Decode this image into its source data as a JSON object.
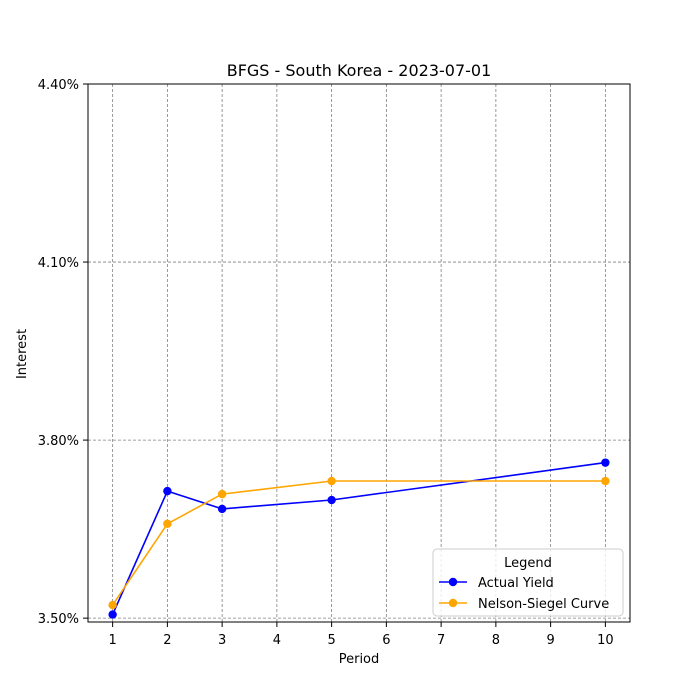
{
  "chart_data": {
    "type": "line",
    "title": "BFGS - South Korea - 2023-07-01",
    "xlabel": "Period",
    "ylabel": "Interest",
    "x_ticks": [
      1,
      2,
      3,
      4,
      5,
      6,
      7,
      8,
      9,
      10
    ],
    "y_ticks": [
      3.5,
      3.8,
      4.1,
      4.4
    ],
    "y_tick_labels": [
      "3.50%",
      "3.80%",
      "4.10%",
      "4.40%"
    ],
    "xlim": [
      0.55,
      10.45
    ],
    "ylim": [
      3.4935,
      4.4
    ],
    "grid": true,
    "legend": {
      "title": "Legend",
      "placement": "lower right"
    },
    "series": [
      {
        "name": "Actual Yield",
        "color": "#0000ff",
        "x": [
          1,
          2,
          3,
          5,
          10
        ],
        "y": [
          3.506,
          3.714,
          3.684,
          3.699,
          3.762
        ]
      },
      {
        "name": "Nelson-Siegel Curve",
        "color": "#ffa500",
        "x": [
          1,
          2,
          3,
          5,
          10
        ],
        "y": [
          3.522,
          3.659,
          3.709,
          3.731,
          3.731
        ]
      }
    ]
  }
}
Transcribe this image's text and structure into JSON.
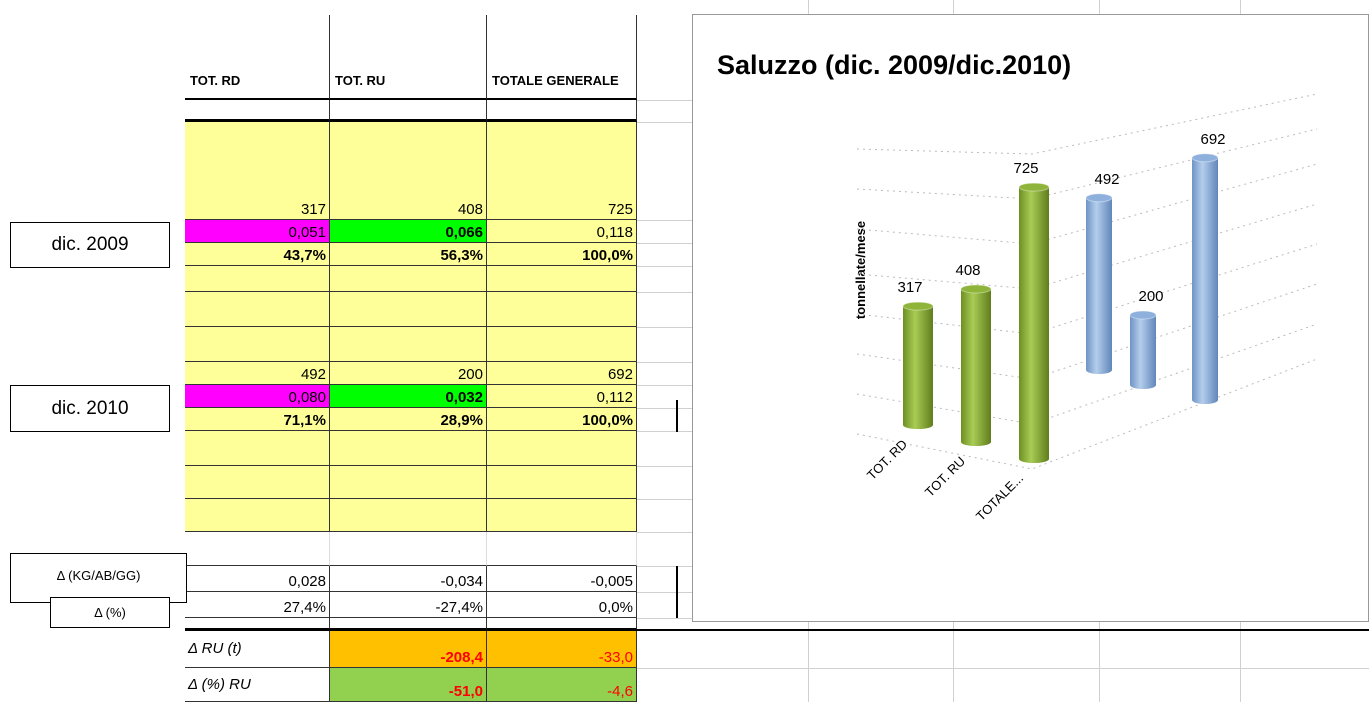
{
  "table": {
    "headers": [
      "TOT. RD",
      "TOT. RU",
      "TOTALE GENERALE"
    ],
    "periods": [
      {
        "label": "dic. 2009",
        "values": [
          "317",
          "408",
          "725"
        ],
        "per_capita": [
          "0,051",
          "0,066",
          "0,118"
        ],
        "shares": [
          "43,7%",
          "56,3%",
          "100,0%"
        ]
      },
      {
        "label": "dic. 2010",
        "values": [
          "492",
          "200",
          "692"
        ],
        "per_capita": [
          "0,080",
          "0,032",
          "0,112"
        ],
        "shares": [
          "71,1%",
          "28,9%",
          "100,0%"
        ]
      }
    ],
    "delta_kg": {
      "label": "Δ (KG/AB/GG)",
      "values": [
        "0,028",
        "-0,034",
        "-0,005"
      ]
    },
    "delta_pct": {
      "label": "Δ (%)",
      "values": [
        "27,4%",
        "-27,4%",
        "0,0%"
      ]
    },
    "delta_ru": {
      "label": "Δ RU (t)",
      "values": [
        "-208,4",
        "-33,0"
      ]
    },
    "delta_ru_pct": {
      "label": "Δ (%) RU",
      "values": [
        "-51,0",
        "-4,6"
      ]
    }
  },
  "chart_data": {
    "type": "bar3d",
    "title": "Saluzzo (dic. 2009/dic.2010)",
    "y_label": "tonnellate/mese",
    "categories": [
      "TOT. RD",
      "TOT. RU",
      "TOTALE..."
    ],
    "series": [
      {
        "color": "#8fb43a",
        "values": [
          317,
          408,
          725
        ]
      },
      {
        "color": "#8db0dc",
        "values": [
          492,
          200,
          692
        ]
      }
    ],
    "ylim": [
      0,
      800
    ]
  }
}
━━━━━━
WHAT IS REQUIRED
Repeat the entries exactly and keep the pictures out of the copy.

THE ANSWER
Decode this image into its source data as a JSON object.
{
  "chart_data": {
    "type": "line",
    "title": "BFGS - South Korea - 2023-07-01",
    "xlabel": "Period",
    "ylabel": "Interest",
    "x_ticks": [
      1,
      2,
      3,
      4,
      5,
      6,
      7,
      8,
      9,
      10
    ],
    "y_ticks": [
      3.5,
      3.8,
      4.1,
      4.4
    ],
    "y_tick_labels": [
      "3.50%",
      "3.80%",
      "4.10%",
      "4.40%"
    ],
    "xlim": [
      0.55,
      10.45
    ],
    "ylim": [
      3.4935,
      4.4
    ],
    "grid": true,
    "legend": {
      "title": "Legend",
      "placement": "lower right"
    },
    "series": [
      {
        "name": "Actual Yield",
        "color": "#0000ff",
        "x": [
          1,
          2,
          3,
          5,
          10
        ],
        "y": [
          3.506,
          3.714,
          3.684,
          3.699,
          3.762
        ]
      },
      {
        "name": "Nelson-Siegel Curve",
        "color": "#ffa500",
        "x": [
          1,
          2,
          3,
          5,
          10
        ],
        "y": [
          3.522,
          3.659,
          3.709,
          3.731,
          3.731
        ]
      }
    ]
  }
}
Transcribe this image's text and structure into JSON.
{
  "table": {
    "headers": [
      "TOT. RD",
      "TOT. RU",
      "TOTALE GENERALE"
    ],
    "periods": [
      {
        "label": "dic. 2009",
        "values": [
          "317",
          "408",
          "725"
        ],
        "per_capita": [
          "0,051",
          "0,066",
          "0,118"
        ],
        "shares": [
          "43,7%",
          "56,3%",
          "100,0%"
        ]
      },
      {
        "label": "dic. 2010",
        "values": [
          "492",
          "200",
          "692"
        ],
        "per_capita": [
          "0,080",
          "0,032",
          "0,112"
        ],
        "shares": [
          "71,1%",
          "28,9%",
          "100,0%"
        ]
      }
    ],
    "delta_kg": {
      "label": "Δ (KG/AB/GG)",
      "values": [
        "0,028",
        "-0,034",
        "-0,005"
      ]
    },
    "delta_pct": {
      "label": "Δ (%)",
      "values": [
        "27,4%",
        "-27,4%",
        "0,0%"
      ]
    },
    "delta_ru": {
      "label": "Δ RU (t)",
      "values": [
        "-208,4",
        "-33,0"
      ]
    },
    "delta_ru_pct": {
      "label": "Δ (%) RU",
      "values": [
        "-51,0",
        "-4,6"
      ]
    }
  },
  "chart_data": {
    "type": "bar3d",
    "title": "Saluzzo (dic. 2009/dic.2010)",
    "y_label": "tonnellate/mese",
    "categories": [
      "TOT. RD",
      "TOT. RU",
      "TOTALE..."
    ],
    "series": [
      {
        "color": "#8fb43a",
        "values": [
          317,
          408,
          725
        ]
      },
      {
        "color": "#8db0dc",
        "values": [
          492,
          200,
          692
        ]
      }
    ],
    "ylim": [
      0,
      800
    ]
  }
}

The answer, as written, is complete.